### SHORT EXERCISE
Print the listing below in its entirety, character for character.

### INFORMATION SHOWN
##############################

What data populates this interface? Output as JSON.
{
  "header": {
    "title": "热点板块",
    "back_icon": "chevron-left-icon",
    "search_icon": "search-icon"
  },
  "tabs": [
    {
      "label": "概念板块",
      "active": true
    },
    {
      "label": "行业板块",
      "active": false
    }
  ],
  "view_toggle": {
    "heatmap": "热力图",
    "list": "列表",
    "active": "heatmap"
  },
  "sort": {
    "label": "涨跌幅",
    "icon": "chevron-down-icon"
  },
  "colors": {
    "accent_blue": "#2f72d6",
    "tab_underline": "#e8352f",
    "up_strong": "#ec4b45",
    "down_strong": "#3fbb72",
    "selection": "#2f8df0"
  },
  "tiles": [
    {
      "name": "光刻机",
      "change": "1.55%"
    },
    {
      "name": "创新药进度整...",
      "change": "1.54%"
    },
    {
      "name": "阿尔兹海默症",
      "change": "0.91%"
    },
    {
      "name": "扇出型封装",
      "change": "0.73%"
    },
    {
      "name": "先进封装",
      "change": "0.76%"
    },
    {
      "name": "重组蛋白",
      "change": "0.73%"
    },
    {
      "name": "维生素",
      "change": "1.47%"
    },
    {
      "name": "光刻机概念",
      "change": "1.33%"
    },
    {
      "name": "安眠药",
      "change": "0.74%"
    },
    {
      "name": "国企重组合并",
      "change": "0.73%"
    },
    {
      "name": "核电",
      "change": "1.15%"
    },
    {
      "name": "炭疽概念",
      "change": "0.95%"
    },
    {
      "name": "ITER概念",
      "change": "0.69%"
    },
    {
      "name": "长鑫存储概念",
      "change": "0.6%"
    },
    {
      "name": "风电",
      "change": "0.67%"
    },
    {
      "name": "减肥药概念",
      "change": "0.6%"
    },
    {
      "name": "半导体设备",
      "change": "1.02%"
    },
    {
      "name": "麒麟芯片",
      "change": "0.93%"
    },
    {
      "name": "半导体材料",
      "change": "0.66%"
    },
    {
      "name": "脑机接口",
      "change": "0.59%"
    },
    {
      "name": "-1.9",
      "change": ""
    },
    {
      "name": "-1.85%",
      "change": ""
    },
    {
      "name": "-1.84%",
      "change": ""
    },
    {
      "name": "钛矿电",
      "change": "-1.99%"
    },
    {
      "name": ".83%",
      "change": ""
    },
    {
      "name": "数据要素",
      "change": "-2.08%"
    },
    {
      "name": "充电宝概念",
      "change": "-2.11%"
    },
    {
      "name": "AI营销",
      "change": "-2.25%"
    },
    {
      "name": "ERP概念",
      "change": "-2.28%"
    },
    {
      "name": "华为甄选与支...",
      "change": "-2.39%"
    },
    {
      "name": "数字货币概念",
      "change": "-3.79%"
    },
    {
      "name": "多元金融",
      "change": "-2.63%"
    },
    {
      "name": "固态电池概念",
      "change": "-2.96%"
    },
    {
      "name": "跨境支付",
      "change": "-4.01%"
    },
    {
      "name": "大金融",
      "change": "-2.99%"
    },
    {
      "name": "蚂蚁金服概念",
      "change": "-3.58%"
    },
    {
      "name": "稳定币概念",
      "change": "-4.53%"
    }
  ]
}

##############################

### RESULT OF THIS TASK
What data populates this interface? Output as JSON.
{
  "header": {
    "title": "热点板块",
    "back_icon": "chevron-left-icon",
    "search_icon": "search-icon"
  },
  "tabs": [
    {
      "label": "概念板块",
      "active": true
    },
    {
      "label": "行业板块",
      "active": false
    }
  ],
  "view_toggle": {
    "heatmap": "热力图",
    "list": "列表",
    "active": "heatmap"
  },
  "sort": {
    "label": "涨跌幅",
    "icon": "chevron-down-icon"
  },
  "colors": {
    "accent_blue": "#2f72d6",
    "tab_underline": "#e8352f",
    "up_strong": "#ec4b45",
    "down_strong": "#3fbb72",
    "selection": "#2f8df0"
  },
  "tiles": [
    {
      "name": "光刻机",
      "change": "1.55%"
    },
    {
      "name": "创新药进度整...",
      "change": "1.54%"
    },
    {
      "name": "阿尔兹海默症",
      "change": "0.91%"
    },
    {
      "name": "扇出型封装",
      "change": "0.73%"
    },
    {
      "name": "先进封装",
      "change": "0.76%"
    },
    {
      "name": "重组蛋白",
      "change": "0.73%"
    },
    {
      "name": "维生素",
      "change": "1.47%"
    },
    {
      "name": "光刻机概念",
      "change": "1.33%"
    },
    {
      "name": "安眠药",
      "change": "0.74%"
    },
    {
      "name": "国企重组合并",
      "change": "0.73%"
    },
    {
      "name": "核电",
      "change": "1.15%"
    },
    {
      "name": "炭疽概念",
      "change": "0.95%"
    },
    {
      "name": "ITER概念",
      "change": "0.69%"
    },
    {
      "name": "长鑫存储概念",
      "change": "0.6%"
    },
    {
      "name": "风电",
      "change": "0.67%"
    },
    {
      "name": "减肥药概念",
      "change": "0.6%"
    },
    {
      "name": "半导体设备",
      "change": "1.02%"
    },
    {
      "name": "麒麟芯片",
      "change": "0.93%"
    },
    {
      "name": "半导体材料",
      "change": "0.66%"
    },
    {
      "name": "脑机接口",
      "change": "0.59%"
    },
    {
      "name": "-1.9",
      "change": ""
    },
    {
      "name": "-1.85%",
      "change": ""
    },
    {
      "name": "-1.84%",
      "change": ""
    },
    {
      "name": "钛矿电",
      "change": "-1.99%"
    },
    {
      "name": ".83%",
      "change": ""
    },
    {
      "name": "数据要素",
      "change": "-2.08%"
    },
    {
      "name": "充电宝概念",
      "change": "-2.11%"
    },
    {
      "name": "AI营销",
      "change": "-2.25%"
    },
    {
      "name": "ERP概念",
      "change": "-2.28%"
    },
    {
      "name": "华为甄选与支...",
      "change": "-2.39%"
    },
    {
      "name": "数字货币概念",
      "change": "-3.79%"
    },
    {
      "name": "多元金融",
      "change": "-2.63%"
    },
    {
      "name": "固态电池概念",
      "change": "-2.96%"
    },
    {
      "name": "跨境支付",
      "change": "-4.01%"
    },
    {
      "name": "大金融",
      "change": "-2.99%"
    },
    {
      "name": "蚂蚁金服概念",
      "change": "-3.58%"
    },
    {
      "name": "稳定币概念",
      "change": "-4.53%"
    }
  ]
}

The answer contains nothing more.